** Start Exercise data **

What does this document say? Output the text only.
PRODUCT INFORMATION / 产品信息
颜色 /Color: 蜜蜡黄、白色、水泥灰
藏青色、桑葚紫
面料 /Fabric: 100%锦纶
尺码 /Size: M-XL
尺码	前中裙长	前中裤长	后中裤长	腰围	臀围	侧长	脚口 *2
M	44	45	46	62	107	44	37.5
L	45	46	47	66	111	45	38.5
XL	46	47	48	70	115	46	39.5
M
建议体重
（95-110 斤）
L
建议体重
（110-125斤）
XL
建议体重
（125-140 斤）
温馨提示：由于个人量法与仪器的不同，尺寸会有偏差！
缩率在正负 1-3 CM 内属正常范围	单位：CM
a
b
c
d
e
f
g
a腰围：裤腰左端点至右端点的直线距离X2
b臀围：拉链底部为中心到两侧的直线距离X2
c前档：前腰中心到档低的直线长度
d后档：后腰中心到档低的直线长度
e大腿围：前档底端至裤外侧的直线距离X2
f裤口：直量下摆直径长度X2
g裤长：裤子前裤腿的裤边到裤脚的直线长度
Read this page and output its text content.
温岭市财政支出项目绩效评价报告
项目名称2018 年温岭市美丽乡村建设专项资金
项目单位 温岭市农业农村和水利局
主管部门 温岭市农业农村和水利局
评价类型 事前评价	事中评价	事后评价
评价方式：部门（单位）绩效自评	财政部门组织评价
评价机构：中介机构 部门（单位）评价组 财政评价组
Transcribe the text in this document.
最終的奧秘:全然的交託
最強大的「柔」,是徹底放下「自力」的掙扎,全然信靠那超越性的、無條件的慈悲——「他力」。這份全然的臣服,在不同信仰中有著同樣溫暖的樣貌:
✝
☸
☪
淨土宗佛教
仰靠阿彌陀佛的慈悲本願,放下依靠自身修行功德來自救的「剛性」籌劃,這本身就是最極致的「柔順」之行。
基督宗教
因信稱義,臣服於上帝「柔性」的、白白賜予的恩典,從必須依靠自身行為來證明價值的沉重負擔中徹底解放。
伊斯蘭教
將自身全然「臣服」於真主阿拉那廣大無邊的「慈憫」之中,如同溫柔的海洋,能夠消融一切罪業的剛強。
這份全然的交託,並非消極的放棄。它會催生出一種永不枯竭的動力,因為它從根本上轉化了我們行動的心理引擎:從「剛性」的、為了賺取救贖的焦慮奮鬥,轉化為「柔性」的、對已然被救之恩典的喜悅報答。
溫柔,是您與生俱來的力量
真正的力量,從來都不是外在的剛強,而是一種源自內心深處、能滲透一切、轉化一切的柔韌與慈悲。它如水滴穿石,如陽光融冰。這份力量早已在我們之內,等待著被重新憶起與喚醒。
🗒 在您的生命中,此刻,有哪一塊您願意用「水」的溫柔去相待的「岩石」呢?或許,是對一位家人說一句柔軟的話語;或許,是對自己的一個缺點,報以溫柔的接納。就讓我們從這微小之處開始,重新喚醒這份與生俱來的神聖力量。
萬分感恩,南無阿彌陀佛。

** End Exercise data **

Print exactly the lines from the one with "Transcribe the text in this document." through the end of the data, inclusive.

Transcribe the text in this document.
最終的奧秘:全然的交託
最強大的「柔」,是徹底放下「自力」的掙扎,全然信靠那超越性的、無條件的慈悲——「他力」。這份全然的臣服,在不同信仰中有著同樣溫暖的樣貌:
✝
☸
☪
淨土宗佛教
仰靠阿彌陀佛的慈悲本願,放下依靠自身修行功德來自救的「剛性」籌劃,這本身就是最極致的「柔順」之行。
基督宗教
因信稱義,臣服於上帝「柔性」的、白白賜予的恩典,從必須依靠自身行為來證明價值的沉重負擔中徹底解放。
伊斯蘭教
將自身全然「臣服」於真主阿拉那廣大無邊的「慈憫」之中,如同溫柔的海洋,能夠消融一切罪業的剛強。
這份全然的交託,並非消極的放棄。它會催生出一種永不枯竭的動力,因為它從根本上轉化了我們行動的心理引擎:從「剛性」的、為了賺取救贖的焦慮奮鬥,轉化為「柔性」的、對已然被救之恩典的喜悅報答。
溫柔,是您與生俱來的力量
真正的力量,從來都不是外在的剛強,而是一種源自內心深處、能滲透一切、轉化一切的柔韌與慈悲。它如水滴穿石,如陽光融冰。這份力量早已在我們之內,等待著被重新憶起與喚醒。
🗒 在您的生命中,此刻,有哪一塊您願意用「水」的溫柔去相待的「岩石」呢?或許,是對一位家人說一句柔軟的話語;或許,是對自己的一個缺點,報以溫柔的接納。就讓我們從這微小之處開始,重新喚醒這份與生俱來的神聖力量。
萬分感恩,南無阿彌陀佛。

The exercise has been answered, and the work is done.